(Document page entries with text)
--------------------------------
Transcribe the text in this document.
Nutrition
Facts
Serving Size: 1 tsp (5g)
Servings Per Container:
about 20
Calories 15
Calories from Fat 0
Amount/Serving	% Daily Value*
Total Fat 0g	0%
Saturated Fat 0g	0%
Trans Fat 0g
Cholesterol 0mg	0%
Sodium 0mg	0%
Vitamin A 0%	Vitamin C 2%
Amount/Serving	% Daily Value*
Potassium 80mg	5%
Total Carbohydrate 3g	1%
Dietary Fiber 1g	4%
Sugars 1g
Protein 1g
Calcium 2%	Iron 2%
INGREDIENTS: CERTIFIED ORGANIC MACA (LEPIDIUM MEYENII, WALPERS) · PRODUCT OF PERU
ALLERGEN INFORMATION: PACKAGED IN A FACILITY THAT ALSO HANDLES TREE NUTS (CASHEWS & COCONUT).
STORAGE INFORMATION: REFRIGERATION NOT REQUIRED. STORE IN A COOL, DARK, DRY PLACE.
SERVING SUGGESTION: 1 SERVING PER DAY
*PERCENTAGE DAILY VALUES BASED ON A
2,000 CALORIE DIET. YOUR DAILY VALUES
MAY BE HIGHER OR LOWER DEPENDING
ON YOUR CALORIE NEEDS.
--------------------------------
- _TASK TO CARRY OUT_
Each record should be given again exactly as it reads.

- _OUTPUT OF THE EXERCISE_
Transcribe the text in this document.
Nutrition
Facts
Serving Size: 1 tsp (5g)
Servings Per Container:
about 20
Calories 15
Calories from Fat 0
Amount/Serving	% Daily Value*
Total Fat 0g	0%
Saturated Fat 0g	0%
Trans Fat 0g
Cholesterol 0mg	0%
Sodium 0mg	0%
Vitamin A 0%	Vitamin C 2%
Amount/Serving	% Daily Value*
Potassium 80mg	5%
Total Carbohydrate 3g	1%
Dietary Fiber 1g	4%
Sugars 1g
Protein 1g
Calcium 2%	Iron 2%
INGREDIENTS: CERTIFIED ORGANIC MACA (LEPIDIUM MEYENII, WALPERS) · PRODUCT OF PERU
ALLERGEN INFORMATION: PACKAGED IN A FACILITY THAT ALSO HANDLES TREE NUTS (CASHEWS & COCONUT).
STORAGE INFORMATION: REFRIGERATION NOT REQUIRED. STORE IN A COOL, DARK, DRY PLACE.
SERVING SUGGESTION: 1 SERVING PER DAY
*PERCENTAGE DAILY VALUES BASED ON A
2,000 CALORIE DIET. YOUR DAILY VALUES
MAY BE HIGHER OR LOWER DEPENDING
ON YOUR CALORIE NEEDS.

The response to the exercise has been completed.